(Saved entries)
↓
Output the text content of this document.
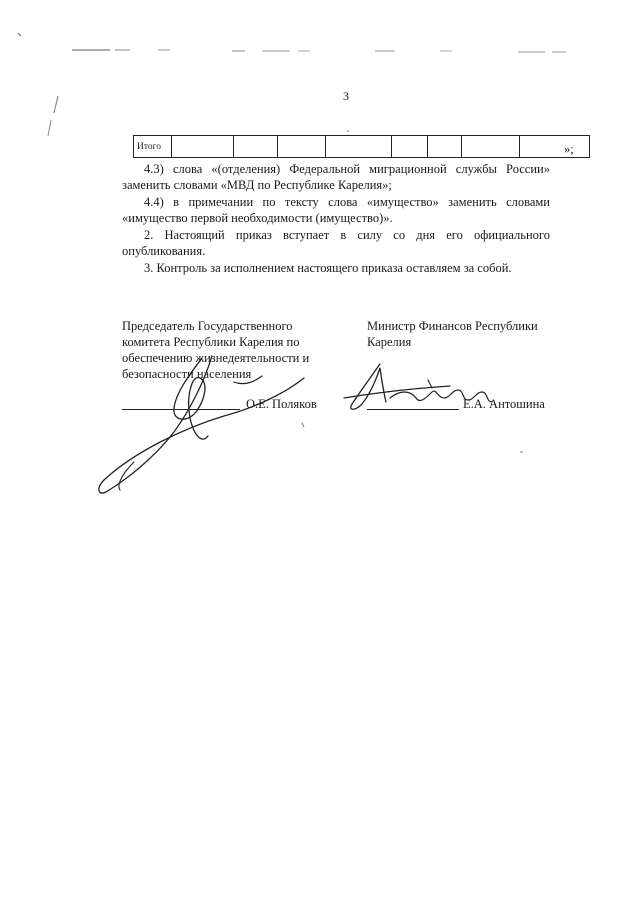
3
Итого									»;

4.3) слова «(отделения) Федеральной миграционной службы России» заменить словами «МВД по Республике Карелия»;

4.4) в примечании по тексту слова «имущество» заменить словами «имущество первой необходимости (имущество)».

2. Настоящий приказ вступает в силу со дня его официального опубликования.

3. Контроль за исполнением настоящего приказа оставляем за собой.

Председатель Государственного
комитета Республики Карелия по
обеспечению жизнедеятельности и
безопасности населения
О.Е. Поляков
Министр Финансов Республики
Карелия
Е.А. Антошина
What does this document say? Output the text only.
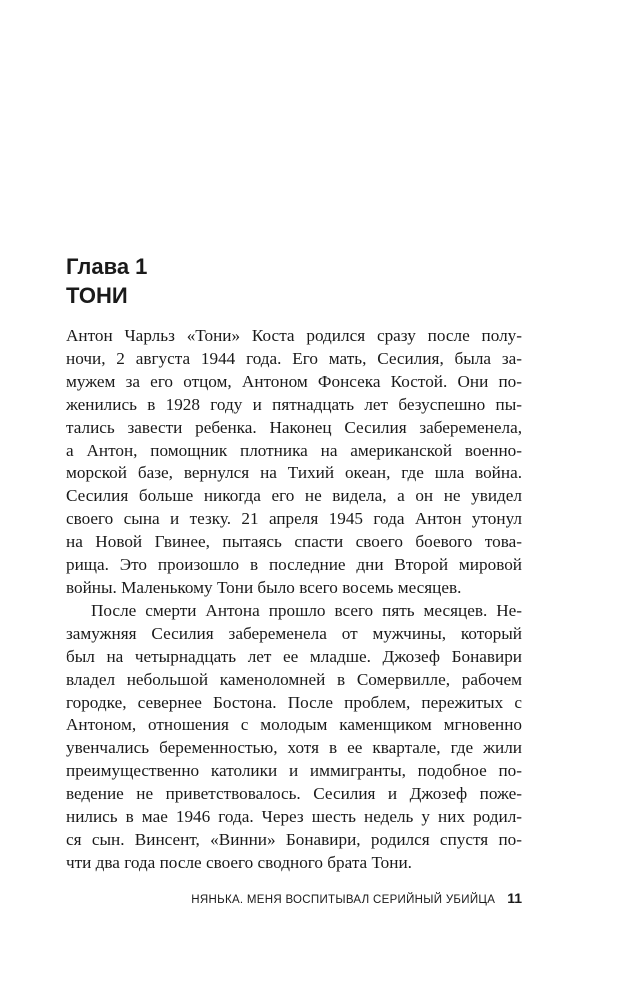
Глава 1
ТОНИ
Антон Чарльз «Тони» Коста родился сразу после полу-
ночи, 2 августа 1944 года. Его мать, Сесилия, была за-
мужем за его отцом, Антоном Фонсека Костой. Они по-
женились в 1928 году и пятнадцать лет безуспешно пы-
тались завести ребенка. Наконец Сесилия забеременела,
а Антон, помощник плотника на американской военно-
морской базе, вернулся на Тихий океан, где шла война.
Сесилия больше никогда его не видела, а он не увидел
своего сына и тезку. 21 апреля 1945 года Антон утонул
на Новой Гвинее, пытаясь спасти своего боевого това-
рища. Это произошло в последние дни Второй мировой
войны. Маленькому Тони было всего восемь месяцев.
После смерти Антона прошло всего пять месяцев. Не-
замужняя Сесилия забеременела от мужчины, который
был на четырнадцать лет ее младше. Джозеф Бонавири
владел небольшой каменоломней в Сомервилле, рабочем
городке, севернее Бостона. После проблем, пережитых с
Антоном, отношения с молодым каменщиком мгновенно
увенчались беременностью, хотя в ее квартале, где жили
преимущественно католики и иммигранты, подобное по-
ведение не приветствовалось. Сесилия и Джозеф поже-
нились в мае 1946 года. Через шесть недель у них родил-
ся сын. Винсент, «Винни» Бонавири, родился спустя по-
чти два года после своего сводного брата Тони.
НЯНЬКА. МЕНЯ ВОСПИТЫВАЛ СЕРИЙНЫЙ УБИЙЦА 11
↑
## Exercise description
Looking at the records above, count the lines where the word "всего" appears. State only the number.

## Finished exercise
2